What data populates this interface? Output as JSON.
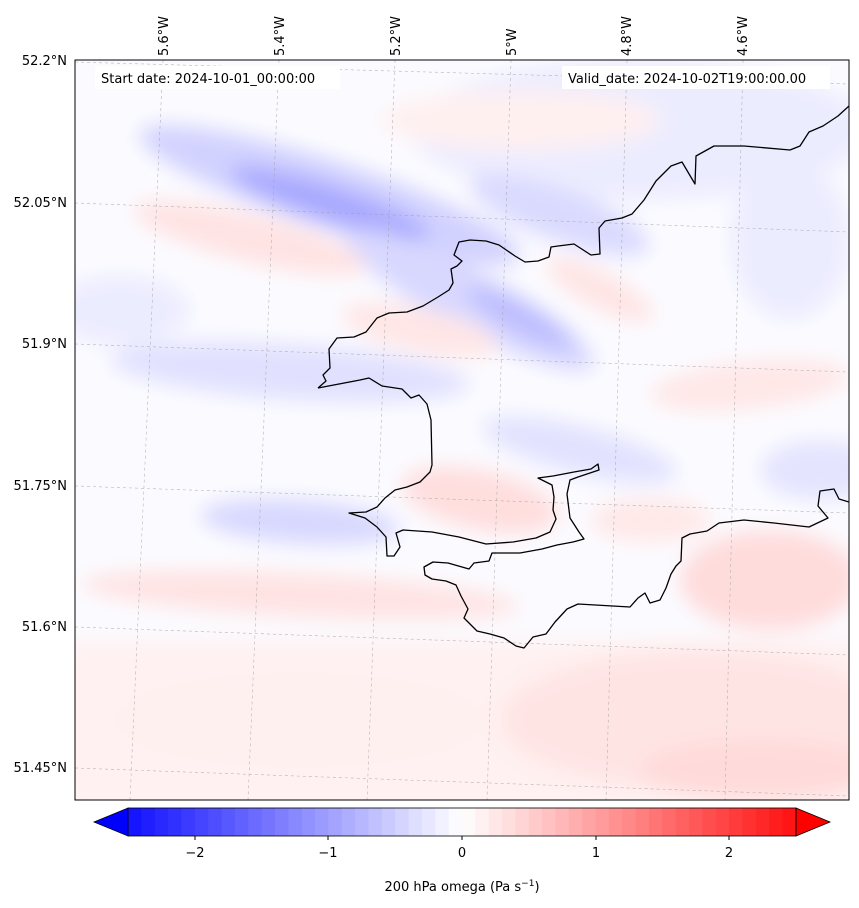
{
  "header": {
    "start_date": "Start date: 2024-10-01_00:00:00",
    "valid_date": "Valid_date: 2024-10-02T19:00:00.00"
  },
  "map": {
    "lon_labels": [
      "5.6°W",
      "5.4°W",
      "5.2°W",
      "5°W",
      "4.8°W",
      "4.6°W"
    ],
    "lat_labels": [
      "52.2°N",
      "52.05°N",
      "51.9°N",
      "51.75°N",
      "51.6°N",
      "51.45°N"
    ],
    "field": "omega at 200 hPa",
    "negative_color": "#0000ff",
    "positive_color": "#ff0000",
    "coastline_color": "#000000",
    "gridlines": true
  },
  "colorbar": {
    "tick_labels": [
      "−2",
      "−1",
      "0",
      "1",
      "2"
    ],
    "range": [
      -2.6,
      2.6
    ],
    "label": "200 hPa omega (Pa s",
    "label_sup": "−1",
    "label_close": ")"
  }
}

__WHAT IS NEEDED__: Give every line above again exactly, with no pictures.

__SOLUTION__:
What data populates this interface? Output as JSON.
{
  "header": {
    "start_date": "Start date: 2024-10-01_00:00:00",
    "valid_date": "Valid_date: 2024-10-02T19:00:00.00"
  },
  "map": {
    "lon_labels": [
      "5.6°W",
      "5.4°W",
      "5.2°W",
      "5°W",
      "4.8°W",
      "4.6°W"
    ],
    "lat_labels": [
      "52.2°N",
      "52.05°N",
      "51.9°N",
      "51.75°N",
      "51.6°N",
      "51.45°N"
    ],
    "field": "omega at 200 hPa",
    "negative_color": "#0000ff",
    "positive_color": "#ff0000",
    "coastline_color": "#000000",
    "gridlines": true
  },
  "colorbar": {
    "tick_labels": [
      "−2",
      "−1",
      "0",
      "1",
      "2"
    ],
    "range": [
      -2.6,
      2.6
    ],
    "label": "200 hPa omega (Pa s",
    "label_sup": "−1",
    "label_close": ")"
  }
}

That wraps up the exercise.